Material for the task:
════════════════════

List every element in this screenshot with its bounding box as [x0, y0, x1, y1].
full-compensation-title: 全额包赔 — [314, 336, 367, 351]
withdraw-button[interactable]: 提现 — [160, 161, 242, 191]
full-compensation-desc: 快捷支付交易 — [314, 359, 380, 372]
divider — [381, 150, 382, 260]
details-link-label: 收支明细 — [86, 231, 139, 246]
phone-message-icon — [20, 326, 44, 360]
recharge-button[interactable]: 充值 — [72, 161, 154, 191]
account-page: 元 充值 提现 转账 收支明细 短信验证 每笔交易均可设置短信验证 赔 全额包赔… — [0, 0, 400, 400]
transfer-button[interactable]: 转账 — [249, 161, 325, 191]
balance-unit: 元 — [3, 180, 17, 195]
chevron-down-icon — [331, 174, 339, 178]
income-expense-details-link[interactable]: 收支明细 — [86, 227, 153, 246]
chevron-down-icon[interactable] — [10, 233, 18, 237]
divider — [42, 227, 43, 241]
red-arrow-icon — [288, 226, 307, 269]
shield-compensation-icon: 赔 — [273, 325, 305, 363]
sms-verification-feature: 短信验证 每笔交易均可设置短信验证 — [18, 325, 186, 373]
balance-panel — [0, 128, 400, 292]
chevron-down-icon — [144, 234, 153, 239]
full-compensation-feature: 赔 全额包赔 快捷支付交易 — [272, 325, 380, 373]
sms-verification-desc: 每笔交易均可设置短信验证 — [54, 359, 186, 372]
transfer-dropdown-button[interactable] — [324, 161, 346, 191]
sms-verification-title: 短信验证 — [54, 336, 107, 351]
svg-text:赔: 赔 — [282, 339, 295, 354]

════════════════════

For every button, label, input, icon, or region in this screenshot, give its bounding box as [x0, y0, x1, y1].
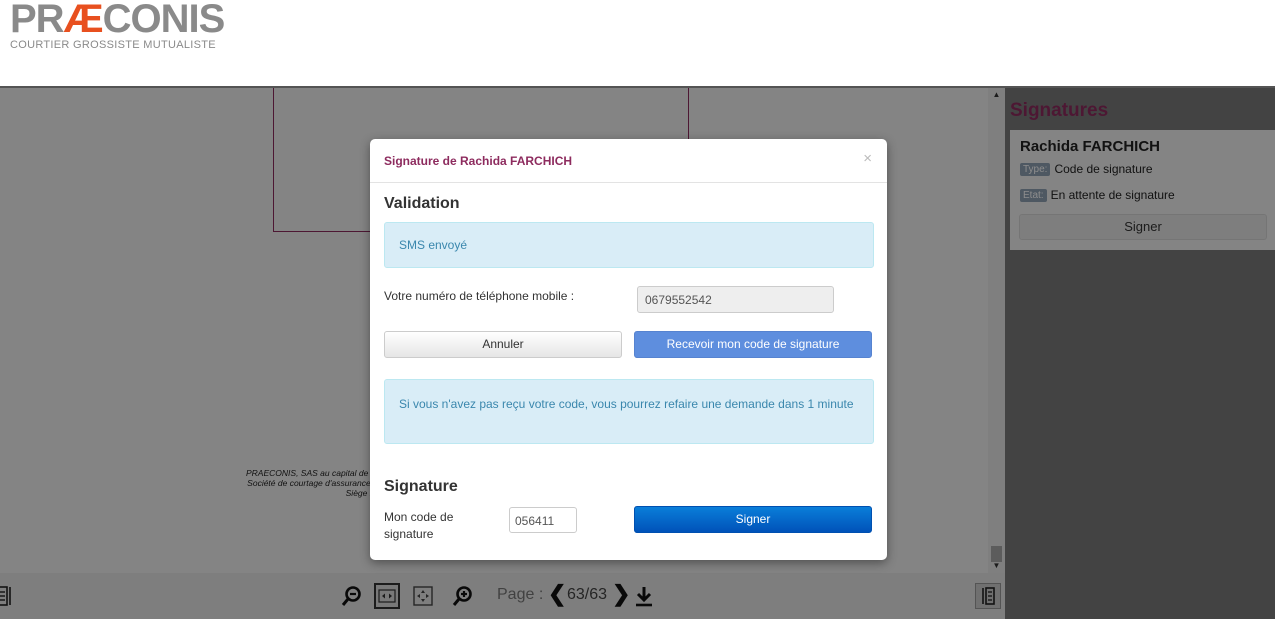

════════════════════

Aim of the task: Express the rows running from the line containing "List every element" through the line containing "chevron-down-icon — [331, 174, 339, 178]" as a two-column CSV with the header instruction,response. Give one CSV line per row, with its text under instruction and its answer under response, each in one quoted field with line breaks turned into spaces.

Answer in full:
instruction,response
"List every element in this screenshot with its bounding box as [x0, y0, x1, y1].","full-compensation-title: 全额包赔 — [314, 336, 367, 351] withdraw-button[interactable]: 提现 — [160, 161, 242, 191] full-compensation-desc: 快捷支付交易 — [314, 359, 380, 372] divider — [381, 150, 382, 260] details-link-label: 收支明细 — [86, 231, 139, 246] phone-message-icon — [20, 326, 44, 360] recharge-button[interactable]: 充值 — [72, 161, 154, 191] account-page: 元 充值 提现 转账 收支明细 短信验证 每笔交易均可设置短信验证 赔 全额包赔… — [0, 0, 400, 400] transfer-button[interactable]: 转账 — [249, 161, 325, 191] balance-unit: 元 — [3, 180, 17, 195] chevron-down-icon — [331, 174, 339, 178]"